Task prompt.
Every entry below must be repeated exactly; skip the pictures.

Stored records

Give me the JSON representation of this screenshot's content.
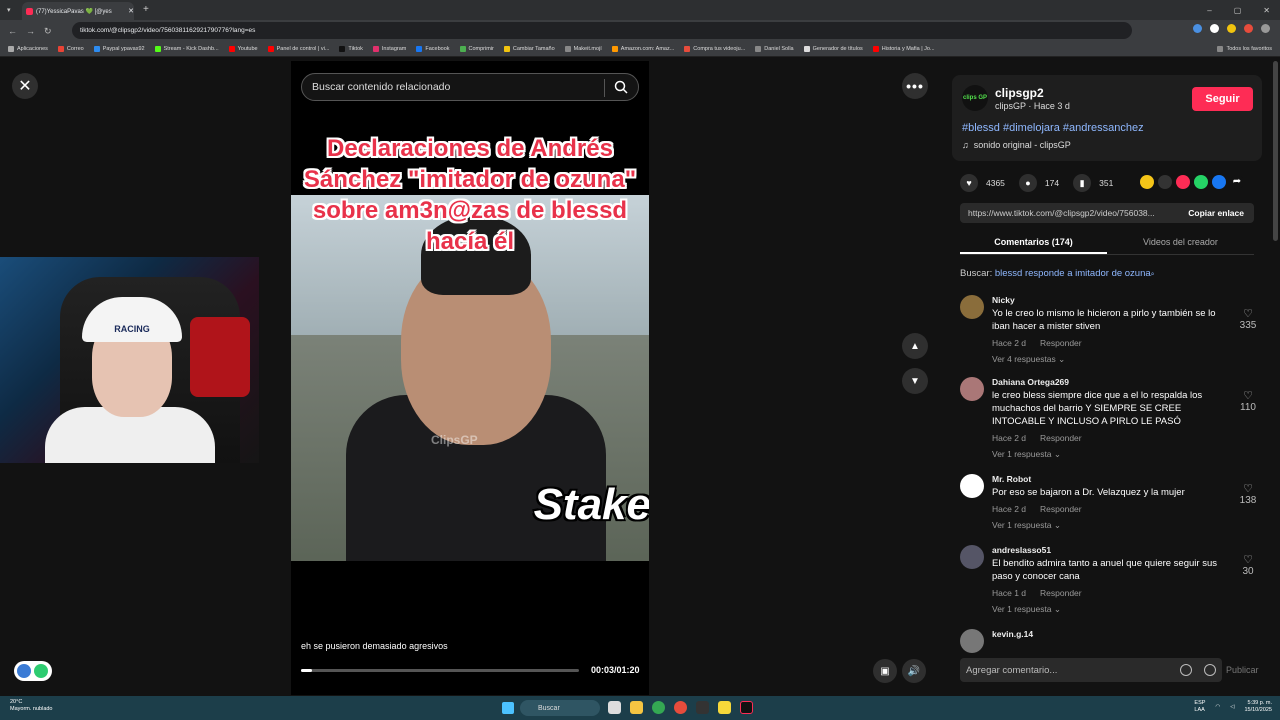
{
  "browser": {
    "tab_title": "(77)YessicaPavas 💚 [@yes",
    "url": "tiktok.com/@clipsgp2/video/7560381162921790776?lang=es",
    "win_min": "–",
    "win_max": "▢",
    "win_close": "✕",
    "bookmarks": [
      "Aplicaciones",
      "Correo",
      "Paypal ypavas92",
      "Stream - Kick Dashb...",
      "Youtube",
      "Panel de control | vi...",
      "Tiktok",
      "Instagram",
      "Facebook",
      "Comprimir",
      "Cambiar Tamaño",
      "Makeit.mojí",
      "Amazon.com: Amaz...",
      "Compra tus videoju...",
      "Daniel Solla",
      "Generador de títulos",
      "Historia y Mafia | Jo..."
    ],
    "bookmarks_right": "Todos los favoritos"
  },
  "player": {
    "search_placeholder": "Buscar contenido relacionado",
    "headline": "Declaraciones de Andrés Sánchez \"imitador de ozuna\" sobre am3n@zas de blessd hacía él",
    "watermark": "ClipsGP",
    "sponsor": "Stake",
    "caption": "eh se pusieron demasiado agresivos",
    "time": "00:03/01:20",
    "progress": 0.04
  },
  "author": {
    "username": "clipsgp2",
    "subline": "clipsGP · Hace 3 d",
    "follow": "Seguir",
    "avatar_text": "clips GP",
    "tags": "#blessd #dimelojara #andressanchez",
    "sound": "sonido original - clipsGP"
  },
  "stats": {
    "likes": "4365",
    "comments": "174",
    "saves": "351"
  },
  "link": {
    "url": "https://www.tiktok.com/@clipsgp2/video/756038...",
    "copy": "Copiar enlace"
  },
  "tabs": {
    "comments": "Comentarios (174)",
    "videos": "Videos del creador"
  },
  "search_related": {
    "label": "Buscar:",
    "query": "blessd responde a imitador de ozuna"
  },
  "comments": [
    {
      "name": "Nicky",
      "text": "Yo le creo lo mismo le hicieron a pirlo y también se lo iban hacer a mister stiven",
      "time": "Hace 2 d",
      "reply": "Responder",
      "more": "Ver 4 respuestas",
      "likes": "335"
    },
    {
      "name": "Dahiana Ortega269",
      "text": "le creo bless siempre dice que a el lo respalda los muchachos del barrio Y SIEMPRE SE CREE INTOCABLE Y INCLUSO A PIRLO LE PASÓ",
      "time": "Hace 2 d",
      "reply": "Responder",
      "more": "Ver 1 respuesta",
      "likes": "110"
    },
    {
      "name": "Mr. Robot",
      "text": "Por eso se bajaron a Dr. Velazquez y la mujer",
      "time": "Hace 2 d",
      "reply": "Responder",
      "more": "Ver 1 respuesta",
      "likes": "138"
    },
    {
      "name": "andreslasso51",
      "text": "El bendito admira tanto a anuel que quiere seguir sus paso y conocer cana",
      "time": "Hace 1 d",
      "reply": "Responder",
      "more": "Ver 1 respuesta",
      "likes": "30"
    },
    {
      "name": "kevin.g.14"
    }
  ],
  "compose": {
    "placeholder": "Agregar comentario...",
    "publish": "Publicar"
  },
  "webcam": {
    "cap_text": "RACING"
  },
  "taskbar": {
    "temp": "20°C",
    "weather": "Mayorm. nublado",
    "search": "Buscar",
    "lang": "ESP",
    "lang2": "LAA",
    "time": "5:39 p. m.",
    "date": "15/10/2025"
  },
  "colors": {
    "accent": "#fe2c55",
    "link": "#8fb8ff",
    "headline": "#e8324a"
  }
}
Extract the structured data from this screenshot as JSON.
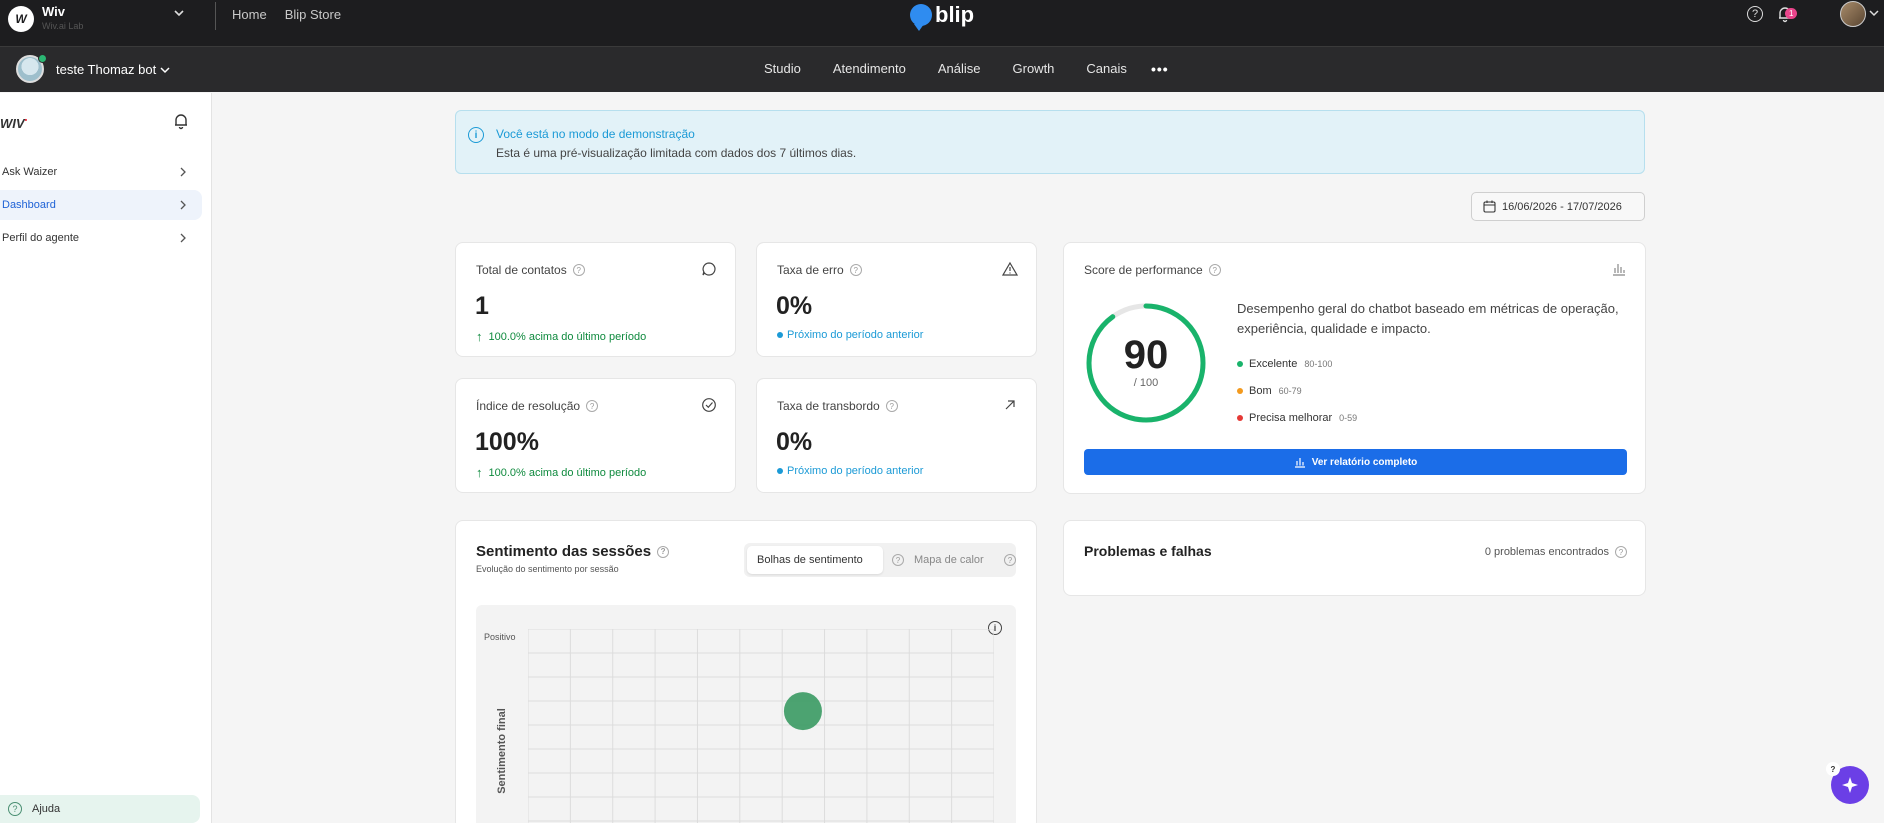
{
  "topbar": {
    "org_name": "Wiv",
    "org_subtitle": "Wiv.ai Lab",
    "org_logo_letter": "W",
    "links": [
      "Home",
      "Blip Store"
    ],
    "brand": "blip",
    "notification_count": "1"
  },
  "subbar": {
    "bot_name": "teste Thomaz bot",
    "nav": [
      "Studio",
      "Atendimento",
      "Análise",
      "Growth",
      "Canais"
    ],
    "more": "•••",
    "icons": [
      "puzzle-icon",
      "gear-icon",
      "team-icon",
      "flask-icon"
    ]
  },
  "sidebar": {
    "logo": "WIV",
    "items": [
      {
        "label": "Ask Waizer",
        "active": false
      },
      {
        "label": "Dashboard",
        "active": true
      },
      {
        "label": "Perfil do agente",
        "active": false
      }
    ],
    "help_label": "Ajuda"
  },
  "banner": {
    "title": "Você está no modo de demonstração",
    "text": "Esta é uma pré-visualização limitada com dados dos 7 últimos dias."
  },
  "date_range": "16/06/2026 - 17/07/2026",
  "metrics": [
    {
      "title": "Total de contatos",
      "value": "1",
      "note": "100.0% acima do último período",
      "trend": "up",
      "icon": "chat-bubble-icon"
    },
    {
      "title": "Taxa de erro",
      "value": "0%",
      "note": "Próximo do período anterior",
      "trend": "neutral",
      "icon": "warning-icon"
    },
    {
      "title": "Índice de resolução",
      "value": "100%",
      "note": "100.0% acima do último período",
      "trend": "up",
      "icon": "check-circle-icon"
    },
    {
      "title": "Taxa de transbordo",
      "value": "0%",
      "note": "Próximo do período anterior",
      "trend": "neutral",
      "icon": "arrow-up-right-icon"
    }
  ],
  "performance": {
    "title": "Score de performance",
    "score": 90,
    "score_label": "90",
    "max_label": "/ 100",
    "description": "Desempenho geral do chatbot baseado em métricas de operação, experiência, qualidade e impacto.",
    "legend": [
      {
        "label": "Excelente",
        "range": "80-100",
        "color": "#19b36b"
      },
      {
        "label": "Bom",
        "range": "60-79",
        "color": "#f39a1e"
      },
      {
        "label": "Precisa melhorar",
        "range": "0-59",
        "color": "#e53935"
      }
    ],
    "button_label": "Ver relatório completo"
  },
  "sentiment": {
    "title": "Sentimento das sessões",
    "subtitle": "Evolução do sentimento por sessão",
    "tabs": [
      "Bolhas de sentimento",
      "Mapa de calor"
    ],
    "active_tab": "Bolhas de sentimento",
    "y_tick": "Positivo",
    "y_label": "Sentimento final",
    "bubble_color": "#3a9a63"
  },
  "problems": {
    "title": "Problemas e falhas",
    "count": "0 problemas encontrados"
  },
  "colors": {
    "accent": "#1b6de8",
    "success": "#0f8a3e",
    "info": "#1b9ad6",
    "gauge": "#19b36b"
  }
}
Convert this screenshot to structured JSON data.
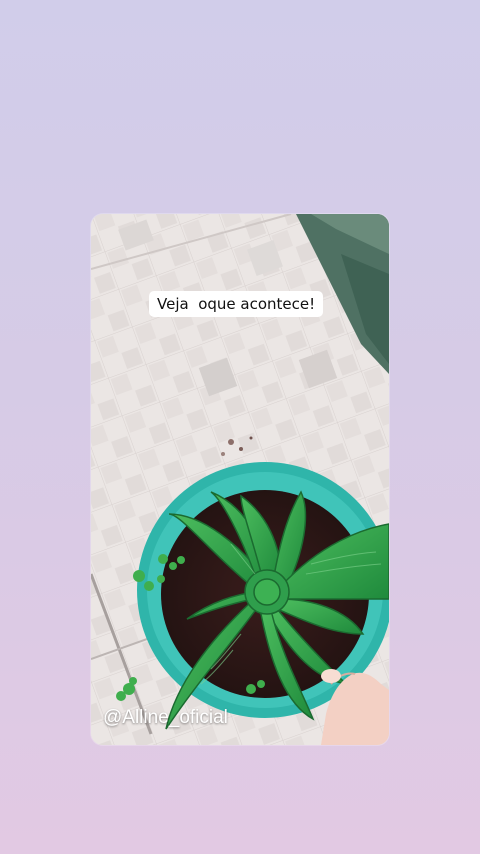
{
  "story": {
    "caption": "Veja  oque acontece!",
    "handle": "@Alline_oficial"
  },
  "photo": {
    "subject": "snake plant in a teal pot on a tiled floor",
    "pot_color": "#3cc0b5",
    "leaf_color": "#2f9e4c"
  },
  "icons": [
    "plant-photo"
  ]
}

Correct answer.
Give me the JSON representation of this screenshot's content.
{
  "browser": {
    "tab_title": "(77)YessicaPavas 💚 [@yes",
    "url": "tiktok.com/@clipsgp2/video/7560381162921790776?lang=es",
    "win_min": "–",
    "win_max": "▢",
    "win_close": "✕",
    "bookmarks": [
      "Aplicaciones",
      "Correo",
      "Paypal ypavas92",
      "Stream - Kick Dashb...",
      "Youtube",
      "Panel de control | vi...",
      "Tiktok",
      "Instagram",
      "Facebook",
      "Comprimir",
      "Cambiar Tamaño",
      "Makeit.mojí",
      "Amazon.com: Amaz...",
      "Compra tus videoju...",
      "Daniel Solla",
      "Generador de títulos",
      "Historia y Mafia | Jo..."
    ],
    "bookmarks_right": "Todos los favoritos"
  },
  "player": {
    "search_placeholder": "Buscar contenido relacionado",
    "headline": "Declaraciones de Andrés Sánchez \"imitador de ozuna\" sobre am3n@zas de blessd hacía él",
    "watermark": "ClipsGP",
    "sponsor": "Stake",
    "caption": "eh se pusieron demasiado agresivos",
    "time": "00:03/01:20",
    "progress": 0.04
  },
  "author": {
    "username": "clipsgp2",
    "subline": "clipsGP · Hace 3 d",
    "follow": "Seguir",
    "avatar_text": "clips GP",
    "tags": "#blessd #dimelojara #andressanchez",
    "sound": "sonido original - clipsGP"
  },
  "stats": {
    "likes": "4365",
    "comments": "174",
    "saves": "351"
  },
  "link": {
    "url": "https://www.tiktok.com/@clipsgp2/video/756038...",
    "copy": "Copiar enlace"
  },
  "tabs": {
    "comments": "Comentarios (174)",
    "videos": "Videos del creador"
  },
  "search_related": {
    "label": "Buscar:",
    "query": "blessd responde a imitador de ozuna"
  },
  "comments": [
    {
      "name": "Nicky",
      "text": "Yo le creo lo mismo le hicieron a pirlo y también se lo iban hacer a mister stiven",
      "time": "Hace 2 d",
      "reply": "Responder",
      "more": "Ver 4 respuestas",
      "likes": "335"
    },
    {
      "name": "Dahiana Ortega269",
      "text": "le creo bless siempre dice que a el lo respalda los muchachos del barrio Y SIEMPRE SE CREE INTOCABLE Y INCLUSO A PIRLO LE PASÓ",
      "time": "Hace 2 d",
      "reply": "Responder",
      "more": "Ver 1 respuesta",
      "likes": "110"
    },
    {
      "name": "Mr. Robot",
      "text": "Por eso se bajaron a Dr. Velazquez y la mujer",
      "time": "Hace 2 d",
      "reply": "Responder",
      "more": "Ver 1 respuesta",
      "likes": "138"
    },
    {
      "name": "andreslasso51",
      "text": "El bendito admira tanto a anuel que quiere seguir sus paso y conocer cana",
      "time": "Hace 1 d",
      "reply": "Responder",
      "more": "Ver 1 respuesta",
      "likes": "30"
    },
    {
      "name": "kevin.g.14"
    }
  ],
  "compose": {
    "placeholder": "Agregar comentario...",
    "publish": "Publicar"
  },
  "webcam": {
    "cap_text": "RACING"
  },
  "taskbar": {
    "temp": "20°C",
    "weather": "Mayorm. nublado",
    "search": "Buscar",
    "lang": "ESP",
    "lang2": "LAA",
    "time": "5:39 p. m.",
    "date": "15/10/2025"
  },
  "colors": {
    "accent": "#fe2c55",
    "link": "#8fb8ff",
    "headline": "#e8324a"
  }
}
Extract the structured data from this screenshot as JSON.
{
  "topbar": {
    "org_name": "Wiv",
    "org_subtitle": "Wiv.ai Lab",
    "org_logo_letter": "W",
    "links": [
      "Home",
      "Blip Store"
    ],
    "brand": "blip",
    "notification_count": "1"
  },
  "subbar": {
    "bot_name": "teste Thomaz bot",
    "nav": [
      "Studio",
      "Atendimento",
      "Análise",
      "Growth",
      "Canais"
    ],
    "more": "•••",
    "icons": [
      "puzzle-icon",
      "gear-icon",
      "team-icon",
      "flask-icon"
    ]
  },
  "sidebar": {
    "logo": "WIV",
    "items": [
      {
        "label": "Ask Waizer",
        "active": false
      },
      {
        "label": "Dashboard",
        "active": true
      },
      {
        "label": "Perfil do agente",
        "active": false
      }
    ],
    "help_label": "Ajuda"
  },
  "banner": {
    "title": "Você está no modo de demonstração",
    "text": "Esta é uma pré-visualização limitada com dados dos 7 últimos dias."
  },
  "date_range": "16/06/2026 - 17/07/2026",
  "metrics": [
    {
      "title": "Total de contatos",
      "value": "1",
      "note": "100.0% acima do último período",
      "trend": "up",
      "icon": "chat-bubble-icon"
    },
    {
      "title": "Taxa de erro",
      "value": "0%",
      "note": "Próximo do período anterior",
      "trend": "neutral",
      "icon": "warning-icon"
    },
    {
      "title": "Índice de resolução",
      "value": "100%",
      "note": "100.0% acima do último período",
      "trend": "up",
      "icon": "check-circle-icon"
    },
    {
      "title": "Taxa de transbordo",
      "value": "0%",
      "note": "Próximo do período anterior",
      "trend": "neutral",
      "icon": "arrow-up-right-icon"
    }
  ],
  "performance": {
    "title": "Score de performance",
    "score": 90,
    "score_label": "90",
    "max_label": "/ 100",
    "description": "Desempenho geral do chatbot baseado em métricas de operação, experiência, qualidade e impacto.",
    "legend": [
      {
        "label": "Excelente",
        "range": "80-100",
        "color": "#19b36b"
      },
      {
        "label": "Bom",
        "range": "60-79",
        "color": "#f39a1e"
      },
      {
        "label": "Precisa melhorar",
        "range": "0-59",
        "color": "#e53935"
      }
    ],
    "button_label": "Ver relatório completo"
  },
  "sentiment": {
    "title": "Sentimento das sessões",
    "subtitle": "Evolução do sentimento por sessão",
    "tabs": [
      "Bolhas de sentimento",
      "Mapa de calor"
    ],
    "active_tab": "Bolhas de sentimento",
    "y_tick": "Positivo",
    "y_label": "Sentimento final",
    "bubble_color": "#3a9a63"
  },
  "problems": {
    "title": "Problemas e falhas",
    "count": "0 problemas encontrados"
  },
  "colors": {
    "accent": "#1b6de8",
    "success": "#0f8a3e",
    "info": "#1b9ad6",
    "gauge": "#19b36b"
  }
}
Convert this screenshot to structured JSON data.
{
  "story": {
    "caption": "Veja  oque acontece!",
    "handle": "@Alline_oficial"
  },
  "photo": {
    "subject": "snake plant in a teal pot on a tiled floor",
    "pot_color": "#3cc0b5",
    "leaf_color": "#2f9e4c"
  },
  "icons": [
    "plant-photo"
  ]
}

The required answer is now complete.